## Teks Bacaan
════════════════

Selasa, 30 September 2025

Ketua DPR: RUU Pembatasan Transaksi Uang Kartal Tekan Korupsi dan Terorisme

India, Bulgaria, Rusia, dan termasuk Indonesia yang transaksi tunainya di atas 60 persen memiliki persepsi tingkat korupsi yang buruk

Penulis: Wahyu Aji
Editor: Hendra Gunawan

Ketua DPR: RUU Pembatasan Transaksi Uang Kartal Tekan Korupsi dan Terorisme

TRIBUNNEWS.COM, JAKARTA - Ketua Dewan Perwakilan Rakyat (DPR) Bambang Soesatyo menegaskan pentingnya RUU tentang Pembatasan Transaksi Uang Kartal.

Hal ini demi memperkuat upaya pencegahan dan pemberantasan tindak pidana pencucian uang di Indonesia.

Menurutnya, dengan adanya RUU ini diharapkan mampu membatasi transaksi uang kartal atau tunai yang sering disalahgunakan oleh pelaku tindak pidana korupsi, terorisme serta bisnis illegal lainnya.

Bamsoet sapaan akrabnya memaparkan umumnya para pelaku tindak pidana korupsi, terorisme atau money laundering selalu berupaya menghindari transaksi melalui lembaga keuangan.

Sebab, jika melalui lembaga keuangan akan sangat mudah dilakukan pelacakan kembali transaksi yang mereka lakukan.

“Para pelaku tindak pidana lebih memilih menggunakan uang tunai agar transaksi kejahatannya tidak mudah terdekteksi," kata Bamsoet dalam acara Diseminasi RUU Pembatasan Transaksi Uang Kartal 'Optimalisasi Penelusuran Aset Hasil Tindak Pidana Melalui Regulasi Pembatasan Transaksi Uang Kartal', di Jakarta, Selasa (17/4/2018).

Lebih lanjut Bamsoet melihat, dalam kasus tindak pidana korupsi dan terorisme di Indonesia, para pelaku lebih banyak menggunakan transaksi keuangan tunai.

Penggunaan transaksi tunai dalam kasus korupsi menjadi kendala bagi Pusat Pelaporan Analisis Transaksi Keuangan (PPATK) dalam melakukan pelacakan aliran dana.

════════════════

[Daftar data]
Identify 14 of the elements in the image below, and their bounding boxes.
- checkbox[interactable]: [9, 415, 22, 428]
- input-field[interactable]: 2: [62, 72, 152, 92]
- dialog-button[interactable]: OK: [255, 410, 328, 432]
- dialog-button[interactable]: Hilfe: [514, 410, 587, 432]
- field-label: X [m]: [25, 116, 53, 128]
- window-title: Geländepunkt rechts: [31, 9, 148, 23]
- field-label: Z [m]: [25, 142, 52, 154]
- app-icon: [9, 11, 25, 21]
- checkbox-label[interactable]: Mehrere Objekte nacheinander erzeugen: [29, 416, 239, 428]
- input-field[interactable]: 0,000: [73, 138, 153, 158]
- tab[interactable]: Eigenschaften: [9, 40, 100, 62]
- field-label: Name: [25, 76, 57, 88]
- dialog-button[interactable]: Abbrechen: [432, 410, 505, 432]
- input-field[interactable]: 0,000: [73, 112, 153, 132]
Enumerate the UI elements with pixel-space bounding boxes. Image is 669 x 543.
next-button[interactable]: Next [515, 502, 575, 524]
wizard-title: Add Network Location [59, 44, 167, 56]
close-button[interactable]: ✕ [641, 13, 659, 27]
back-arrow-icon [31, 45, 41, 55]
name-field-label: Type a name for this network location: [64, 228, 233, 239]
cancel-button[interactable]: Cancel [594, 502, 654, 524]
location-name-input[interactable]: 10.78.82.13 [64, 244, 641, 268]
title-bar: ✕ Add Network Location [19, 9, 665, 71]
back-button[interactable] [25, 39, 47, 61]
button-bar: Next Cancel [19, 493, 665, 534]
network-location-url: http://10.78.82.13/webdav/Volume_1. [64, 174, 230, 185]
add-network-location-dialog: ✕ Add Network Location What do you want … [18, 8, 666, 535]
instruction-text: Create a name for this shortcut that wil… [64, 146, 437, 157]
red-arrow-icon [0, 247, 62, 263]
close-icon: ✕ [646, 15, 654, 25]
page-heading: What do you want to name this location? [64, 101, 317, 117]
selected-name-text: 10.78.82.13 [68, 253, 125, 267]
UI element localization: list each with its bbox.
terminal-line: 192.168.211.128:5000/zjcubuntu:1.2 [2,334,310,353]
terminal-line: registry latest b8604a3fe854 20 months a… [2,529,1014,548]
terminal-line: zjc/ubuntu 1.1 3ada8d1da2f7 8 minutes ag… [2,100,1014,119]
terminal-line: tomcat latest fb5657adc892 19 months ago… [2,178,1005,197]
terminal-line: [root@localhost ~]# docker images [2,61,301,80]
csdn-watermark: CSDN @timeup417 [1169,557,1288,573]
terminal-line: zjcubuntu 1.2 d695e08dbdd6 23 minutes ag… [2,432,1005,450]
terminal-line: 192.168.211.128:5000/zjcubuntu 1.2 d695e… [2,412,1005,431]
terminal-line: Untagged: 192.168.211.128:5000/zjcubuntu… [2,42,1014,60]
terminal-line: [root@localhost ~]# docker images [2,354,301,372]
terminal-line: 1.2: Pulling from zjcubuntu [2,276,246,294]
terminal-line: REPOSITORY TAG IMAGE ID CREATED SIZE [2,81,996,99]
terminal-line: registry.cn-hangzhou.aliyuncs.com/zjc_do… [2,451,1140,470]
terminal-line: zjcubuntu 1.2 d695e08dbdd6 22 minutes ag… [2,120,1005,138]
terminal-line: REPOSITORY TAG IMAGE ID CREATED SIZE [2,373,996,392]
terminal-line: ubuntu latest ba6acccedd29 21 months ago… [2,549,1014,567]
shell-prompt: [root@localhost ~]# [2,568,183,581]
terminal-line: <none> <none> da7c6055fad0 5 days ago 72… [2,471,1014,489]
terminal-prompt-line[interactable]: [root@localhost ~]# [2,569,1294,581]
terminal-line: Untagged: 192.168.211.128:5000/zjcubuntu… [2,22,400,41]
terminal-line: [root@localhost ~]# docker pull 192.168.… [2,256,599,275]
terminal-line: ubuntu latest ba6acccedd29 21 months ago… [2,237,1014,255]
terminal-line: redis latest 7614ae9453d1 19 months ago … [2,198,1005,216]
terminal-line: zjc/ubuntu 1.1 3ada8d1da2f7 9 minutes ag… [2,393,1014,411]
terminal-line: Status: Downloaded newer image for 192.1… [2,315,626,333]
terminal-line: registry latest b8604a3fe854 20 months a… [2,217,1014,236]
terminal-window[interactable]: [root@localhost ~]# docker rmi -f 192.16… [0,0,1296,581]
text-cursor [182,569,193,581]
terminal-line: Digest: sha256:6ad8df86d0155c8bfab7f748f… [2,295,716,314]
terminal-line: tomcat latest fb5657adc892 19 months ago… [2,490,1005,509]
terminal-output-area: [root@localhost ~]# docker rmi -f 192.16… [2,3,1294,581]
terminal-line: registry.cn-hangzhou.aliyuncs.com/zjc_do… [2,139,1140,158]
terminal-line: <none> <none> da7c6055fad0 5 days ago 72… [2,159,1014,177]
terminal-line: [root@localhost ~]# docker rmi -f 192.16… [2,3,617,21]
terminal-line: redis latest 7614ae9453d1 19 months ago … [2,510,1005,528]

════════════════

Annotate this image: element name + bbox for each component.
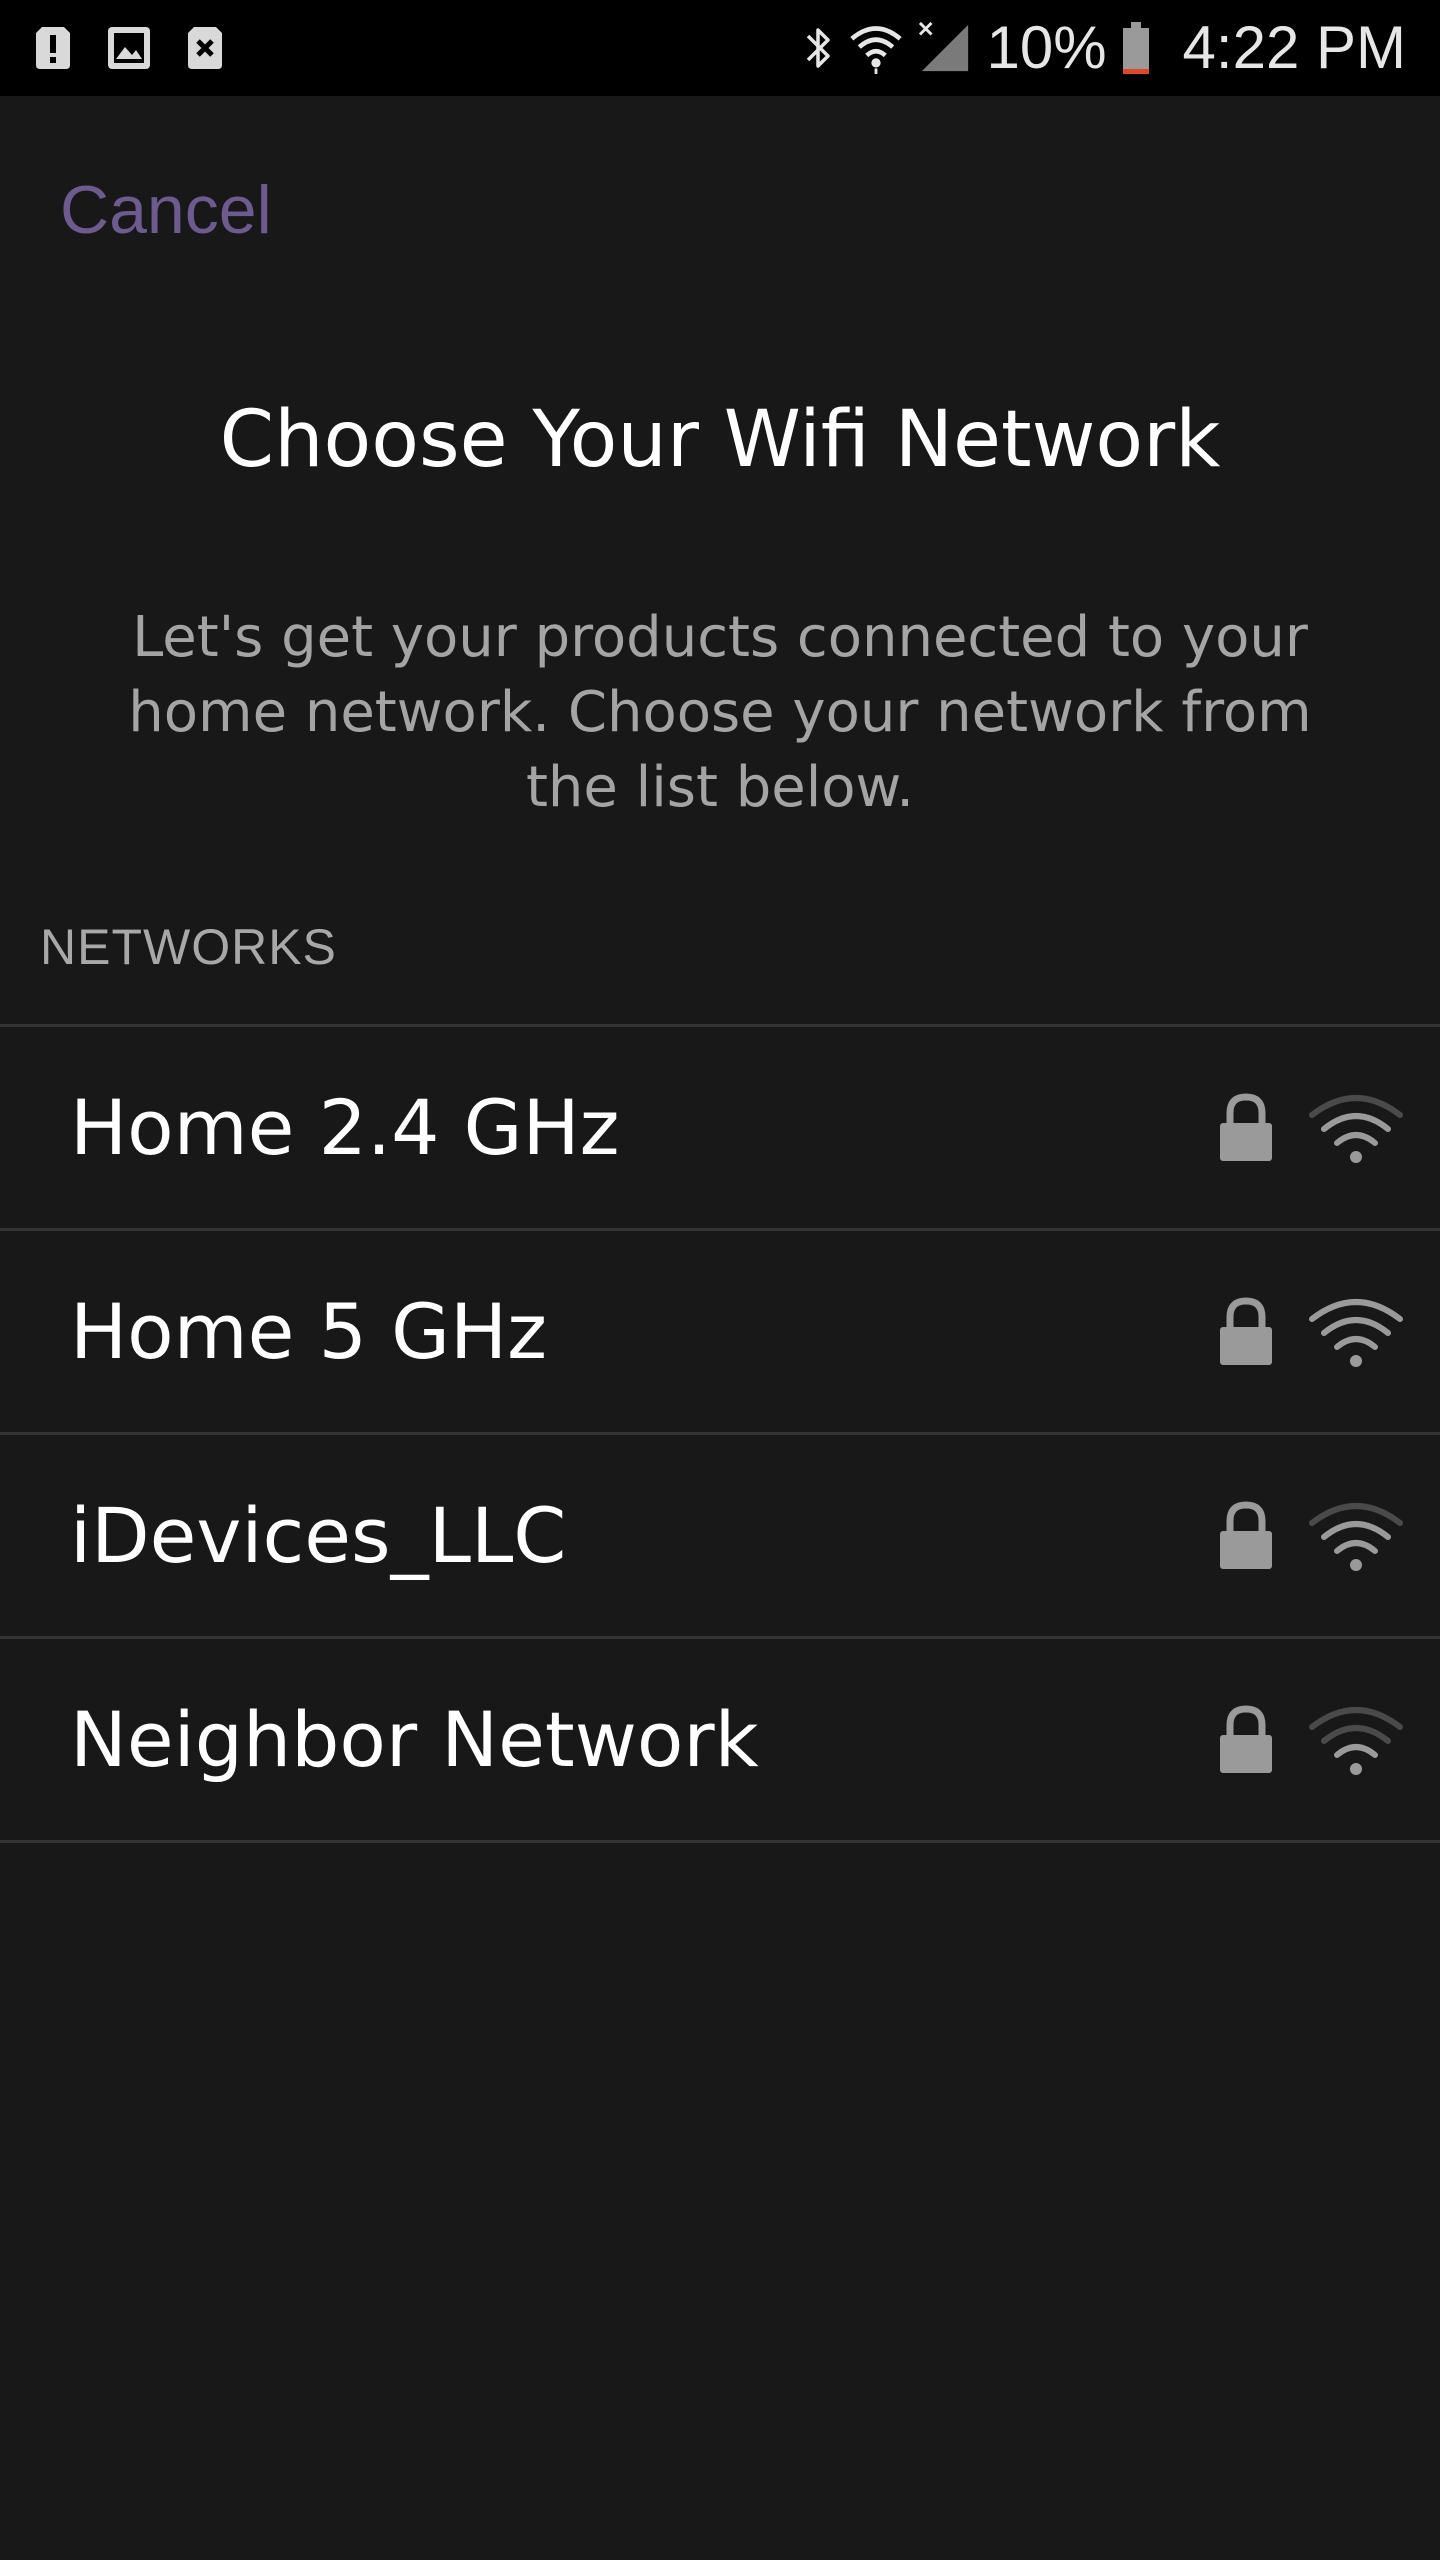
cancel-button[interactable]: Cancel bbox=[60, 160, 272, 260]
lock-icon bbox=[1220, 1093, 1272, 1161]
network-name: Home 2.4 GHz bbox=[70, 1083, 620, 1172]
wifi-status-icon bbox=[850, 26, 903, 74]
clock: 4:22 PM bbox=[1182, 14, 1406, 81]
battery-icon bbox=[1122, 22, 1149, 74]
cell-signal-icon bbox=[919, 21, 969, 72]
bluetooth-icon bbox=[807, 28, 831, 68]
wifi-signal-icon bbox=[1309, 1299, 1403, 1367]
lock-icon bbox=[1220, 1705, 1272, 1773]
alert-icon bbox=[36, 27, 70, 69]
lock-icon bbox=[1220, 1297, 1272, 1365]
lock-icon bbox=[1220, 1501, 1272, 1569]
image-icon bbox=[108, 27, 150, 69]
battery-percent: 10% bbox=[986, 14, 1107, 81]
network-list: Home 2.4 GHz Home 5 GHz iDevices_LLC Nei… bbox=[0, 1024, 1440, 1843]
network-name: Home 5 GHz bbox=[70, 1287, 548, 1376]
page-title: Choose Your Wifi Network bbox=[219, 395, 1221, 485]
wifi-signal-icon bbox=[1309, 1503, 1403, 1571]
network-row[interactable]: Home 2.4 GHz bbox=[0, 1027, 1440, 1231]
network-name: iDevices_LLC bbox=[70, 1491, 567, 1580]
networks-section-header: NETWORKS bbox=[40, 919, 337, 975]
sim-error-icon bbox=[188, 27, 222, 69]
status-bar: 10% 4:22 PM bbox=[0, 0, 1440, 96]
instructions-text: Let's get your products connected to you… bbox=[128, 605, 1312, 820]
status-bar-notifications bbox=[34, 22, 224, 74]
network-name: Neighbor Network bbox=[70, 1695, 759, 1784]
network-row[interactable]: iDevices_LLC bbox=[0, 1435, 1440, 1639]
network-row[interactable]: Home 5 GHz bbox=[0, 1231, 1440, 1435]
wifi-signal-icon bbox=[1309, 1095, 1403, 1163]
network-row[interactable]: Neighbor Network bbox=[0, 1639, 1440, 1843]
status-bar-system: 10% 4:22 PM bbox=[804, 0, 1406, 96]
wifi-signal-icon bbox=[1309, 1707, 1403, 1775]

════════════════

## Tugas 1
Tentukan apakah pernyataan (a), (b), dan (c) berikut sesuai dengan teks tentang RUU Pembatasan Transaksi Uang Kartal. Jawab ya atau tidak untuk masing-masing, lalu kutip kata-kata teks yang menjadi penentunya. (a) Pelaku tindak pidana korupsi umumnya berupaya menghindari transaksi melalui lembaga keuangan. (b) Acara diseminasi RUU tersebut diadakan di Surabaya. (c) Transaksi tunai dalam kasus korupsi memudahkan PPATK melacak aliran dana.
## Tugas 2
Teruskan teks tentang RUU Pembatasan Transaksi Uang Kartal setelah kalimat terakhirnya.

## Jawaban 1
(a) Ya. Teks menyebutkan "umumnya para pelaku tindak pidana korupsi, terorisme atau money laundering selalu berupaya menghindari transaksi melalui lembaga keuangan".
(b) Tidak. Acara itu diadakan "di Jakarta, Selasa (17/4/2018)".
(c) Tidak. Teks menyebutkan bahwa penggunaan transaksi tunai "menjadi kendala bagi Pusat Pelaporan Analisis Transaksi Keuangan (PPATK) dalam melakukan pelacakan aliran dana".

## Jawaban 2
Para penyidik pun sukar untuk menelusuri kembali transaksi tersebut, karena tidak tercatat dalam sistem keuangan.

“Terungkapnya beberapa kasus korupsi dan terorisme yang diduga dibiayai dari pihak dalam maupun luar negeri, menimbulkan kecurigaan bahwa kasus-kasus tersebut dilakukan dengan transaksi tunai. Sehingga, transaksi tersebut tidak tercatat dan aparat berwenang sulit untuk melakukan pelacakan," kata Bamsoet.

Politikus Partai Golkar ini mengungkapkan, besaran jumlah transaksi tunai di suatu negara memiliki korelasi dengan indeks korupsi suatu negara.

Negara dengan jumlah transaksi tunainya tinggi, memiliki persepsi tingkat korupsi yang lebih buruk jika dibandingkan dengan negara yang transaksi tunainya rendah.

Sebagai contoh, India, Bulgaria, Rusia, dan termasuk Indonesia yang transaksi tunainya di atas 60 persen memiliki persepsi tingkat korupsi yang buruk.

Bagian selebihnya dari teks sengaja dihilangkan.